▶ _Page extract_:
— BEGIN —

In 2017 the newly retired and former Tottenham player Scott Parker was appointed in charge of the Under-18s. In July 2018, Parker left Tottenham to return to his last club, Fulham, serving as first-team coach, and was replaced at Tottenham by his assistant Matt Wells. Matt Taylor took over in 2019 after Wells joined Parker at Fulham, and was himself replaced by Stuart Lewis in July 2021. Lewis was promoted to first team academy transition coach in July 2025 and Jamie Carr was appointed Under-18 coach in the November.

Academy managers have included Colin Murphy, Peter Suddaby, John McDermott and Dean Rastrick. The position is currently held by Simon Davies, who moved from head of coaching methodology on 20 June 2023 following Rastrick's departure from the club.

==Development squad==
Players who have progressed through the academy and have shown the potential to play at a higher level are offered professional contracts and will then join the Development Squad, the successor to the reserve team. The Development Squad may also be joined by Under-21 players signed from other clubs or who are free agents and have proved themselves in trials at the club. The purpose of the Development Squad is to produce new players for the First Team, though breaking into the senior squad is no easy feat for a young player. As well as playing in Under-21 games, players may be loaned out to other clubs in lower leagues or sometimes abroad to give them experience and to aid their development.

In July 2014, former Aston Villa and Middlesbrough defender Ugo Ehiogu was appointed Under-21 team coach following a period of part-time work within the academy. On 20 April 2017, Ehiogu went into cardiac arrest after collapsing at Tottenham's training ground and died the following day at the age of 44. Two months later, Tottenham announced that they had appointed former Dagenham & Redbridge manager Wayne Burnett as Ehiogu's successor. Burnett had the title of Under-23 head coach but, following changes to Premier League 2, is now the Under-21 head coach. The Under-21s won Premier League 2 in season 2023–24.

==Notable seasons==

===2005–06 season===
New manager Clive Allen led the reserve team to their first FA Premier Reserve League South title, staying top of the table from mid-December and losing just three times during the league season. In the Barclays Premiership Reserve League Play-Off, contested by the winners of the Southern and Northern Reserve League titles, Tottenham Reserves lost 2–0 to Manchester United Reserves at Old Trafford.

— END —

▶ _Raw records_:
— BEGIN —

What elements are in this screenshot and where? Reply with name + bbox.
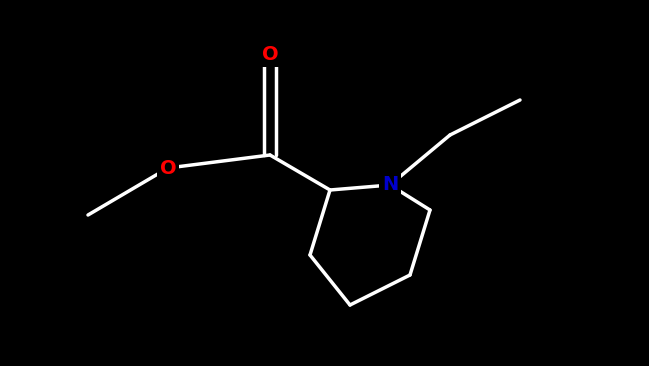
Text: N: N <box>382 176 398 194</box>
Text: O: O <box>262 45 278 64</box>
Text: O: O <box>160 158 177 178</box>
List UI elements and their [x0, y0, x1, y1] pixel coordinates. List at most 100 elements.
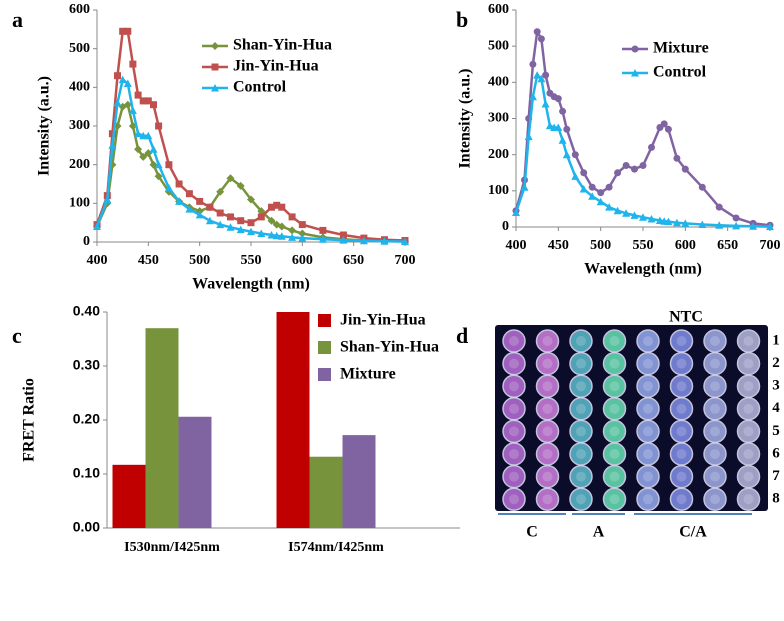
well-center — [643, 358, 653, 369]
legend-label: Jin-Yin-Hua — [233, 58, 319, 75]
y-axis-label: Intensity (a.u.) — [457, 68, 474, 168]
well-center — [710, 449, 720, 459]
well-center — [743, 403, 754, 414]
row-label: 5 — [772, 423, 780, 439]
x-tick-label: 700 — [395, 253, 416, 268]
y-tick-label: 400 — [69, 80, 90, 95]
well-center — [542, 336, 553, 346]
y-tick-label: 100 — [69, 196, 90, 211]
well-center — [609, 403, 620, 414]
well-center — [710, 358, 720, 369]
legend-symbol — [318, 368, 331, 381]
panel-label: b — [456, 7, 468, 32]
y-tick-label: 300 — [69, 118, 90, 133]
well-center — [576, 336, 586, 346]
well — [669, 487, 694, 511]
row-label: 8 — [772, 491, 780, 507]
well-center — [609, 449, 620, 459]
well-center — [676, 471, 687, 482]
well-center — [710, 426, 720, 437]
well-center — [609, 381, 620, 392]
group-label: A — [593, 524, 605, 541]
well — [569, 487, 593, 511]
well-center — [509, 449, 519, 459]
y-axis-label: Intensity (a.u.) — [36, 76, 53, 176]
y-tick-label: 0.10 — [73, 465, 100, 481]
x-tick-label: 400 — [506, 238, 527, 253]
well — [736, 487, 761, 511]
legend-label: Shan-Yin-Hua — [233, 37, 332, 54]
group-label: C — [526, 524, 538, 541]
x-tick-label: 450 — [138, 253, 159, 268]
x-tick-label: 500 — [189, 253, 210, 268]
well-center — [542, 471, 553, 482]
legend-label: Control — [653, 64, 707, 81]
y-tick-label: 0.40 — [73, 303, 100, 319]
x-tick-label: 600 — [675, 238, 696, 253]
x-tick-label: 650 — [343, 253, 364, 268]
well-center — [576, 358, 586, 369]
x-tick-label: 550 — [633, 238, 654, 253]
group-label: C/A — [679, 524, 707, 541]
well-center — [643, 471, 653, 482]
x-tick-label: I530nm/I425nm — [124, 540, 220, 555]
well-center — [576, 426, 586, 437]
well-center — [676, 449, 687, 459]
well-center — [676, 426, 687, 437]
y-tick-label: 600 — [69, 2, 90, 17]
well-center — [576, 403, 586, 414]
row-label: 4 — [772, 400, 780, 416]
well-center — [743, 426, 754, 437]
well — [602, 487, 627, 511]
bar — [276, 312, 310, 528]
well — [535, 487, 560, 511]
row-label: 1 — [772, 332, 780, 348]
well-center — [710, 381, 720, 392]
legend-label: Mixture — [340, 366, 396, 383]
well-center — [542, 358, 553, 369]
well-center — [676, 381, 687, 392]
well-center — [609, 358, 620, 369]
bar — [112, 464, 146, 528]
well-center — [542, 426, 553, 437]
y-tick-label: 500 — [488, 38, 509, 53]
well-center — [509, 494, 519, 505]
panel-label: c — [12, 323, 22, 348]
well-center — [710, 494, 720, 505]
row-label: 2 — [772, 355, 780, 371]
well-center — [643, 449, 653, 459]
series-line — [512, 71, 774, 231]
well-center — [710, 403, 720, 414]
legend-label: Mixture — [653, 40, 709, 57]
x-axis-label: Wavelength (nm) — [584, 261, 702, 278]
panel-label: a — [12, 7, 23, 32]
well-center — [676, 336, 687, 346]
bar — [145, 328, 179, 528]
well-center — [743, 471, 754, 482]
well-center — [542, 494, 553, 505]
row-label: 3 — [772, 378, 780, 394]
y-tick-label: 400 — [488, 75, 509, 90]
row-label: 7 — [772, 468, 780, 484]
series-line — [93, 100, 409, 246]
well-center — [609, 336, 620, 346]
legend-symbol — [318, 341, 331, 354]
y-tick-label: 600 — [488, 2, 509, 17]
series-line — [93, 75, 409, 246]
y-tick-label: 100 — [488, 183, 509, 198]
row-label: 6 — [772, 445, 780, 461]
well-center — [542, 381, 553, 392]
y-axis-label: FRET Ratio — [21, 378, 38, 462]
well-center — [743, 381, 754, 392]
well-center — [509, 471, 519, 482]
well-center — [643, 494, 653, 505]
x-tick-label: 650 — [717, 238, 738, 253]
x-tick-label: I574nm/I425nm — [288, 540, 384, 555]
y-tick-label: 0 — [502, 219, 509, 234]
x-tick-label: 600 — [292, 253, 313, 268]
well — [636, 487, 660, 511]
y-tick-label: 0.00 — [73, 519, 100, 535]
well-center — [509, 358, 519, 369]
well-center — [676, 494, 687, 505]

— END —

Reproduce everything in the Tottenham academy passage from "In 2017 the" down to "from the club.". The items have no connection to the Tottenham academy passage.

In 2017 the newly retired and former Tottenham player Scott Parker was appointed in charge of the Under-18s. In July 2018, Parker left Tottenham to return to his last club, Fulham, serving as first-team coach, and was replaced at Tottenham by his assistant Matt Wells. Matt Taylor took over in 2019 after Wells joined Parker at Fulham, and was himself replaced by Stuart Lewis in July 2021. Lewis was promoted to first team academy transition coach in July 2025 and Jamie Carr was appointed Under-18 coach in the November.

Academy managers have included Colin Murphy, Peter Suddaby, John McDermott and Dean Rastrick. The position is currently held by Simon Davies, who moved from head of coaching methodology on 20 June 2023 following Rastrick's departure from the club.